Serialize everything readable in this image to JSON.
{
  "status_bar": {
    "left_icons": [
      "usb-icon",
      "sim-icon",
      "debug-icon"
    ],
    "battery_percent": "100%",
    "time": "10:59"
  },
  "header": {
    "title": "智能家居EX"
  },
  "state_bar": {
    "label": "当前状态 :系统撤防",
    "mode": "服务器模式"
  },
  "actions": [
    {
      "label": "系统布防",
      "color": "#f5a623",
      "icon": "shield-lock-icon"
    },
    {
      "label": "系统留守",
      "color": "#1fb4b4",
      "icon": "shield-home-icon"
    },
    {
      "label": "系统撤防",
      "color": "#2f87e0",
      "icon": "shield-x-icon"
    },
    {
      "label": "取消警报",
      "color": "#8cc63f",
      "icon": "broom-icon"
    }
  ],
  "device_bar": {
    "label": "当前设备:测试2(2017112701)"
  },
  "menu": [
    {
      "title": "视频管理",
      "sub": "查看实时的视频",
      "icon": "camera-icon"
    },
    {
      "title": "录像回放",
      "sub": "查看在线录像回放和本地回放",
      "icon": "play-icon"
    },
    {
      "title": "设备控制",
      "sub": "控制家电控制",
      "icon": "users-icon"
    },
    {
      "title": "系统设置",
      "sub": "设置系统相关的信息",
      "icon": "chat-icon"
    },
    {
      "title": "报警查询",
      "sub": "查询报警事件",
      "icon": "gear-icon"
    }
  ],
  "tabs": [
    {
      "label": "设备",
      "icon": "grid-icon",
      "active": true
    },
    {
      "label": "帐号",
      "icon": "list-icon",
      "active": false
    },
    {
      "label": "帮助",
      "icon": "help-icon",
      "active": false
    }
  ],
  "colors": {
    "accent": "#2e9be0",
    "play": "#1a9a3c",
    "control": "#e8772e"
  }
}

- [REQUIREMENT]
Return each line of the listing that holds the string "title".

- [FULL OUTPUT]
    "title": "智能家居EX"
      "title": "视频管理",
      "title": "录像回放",
      "title": "设备控制",
      "title": "系统设置",
      "title": "报警查询",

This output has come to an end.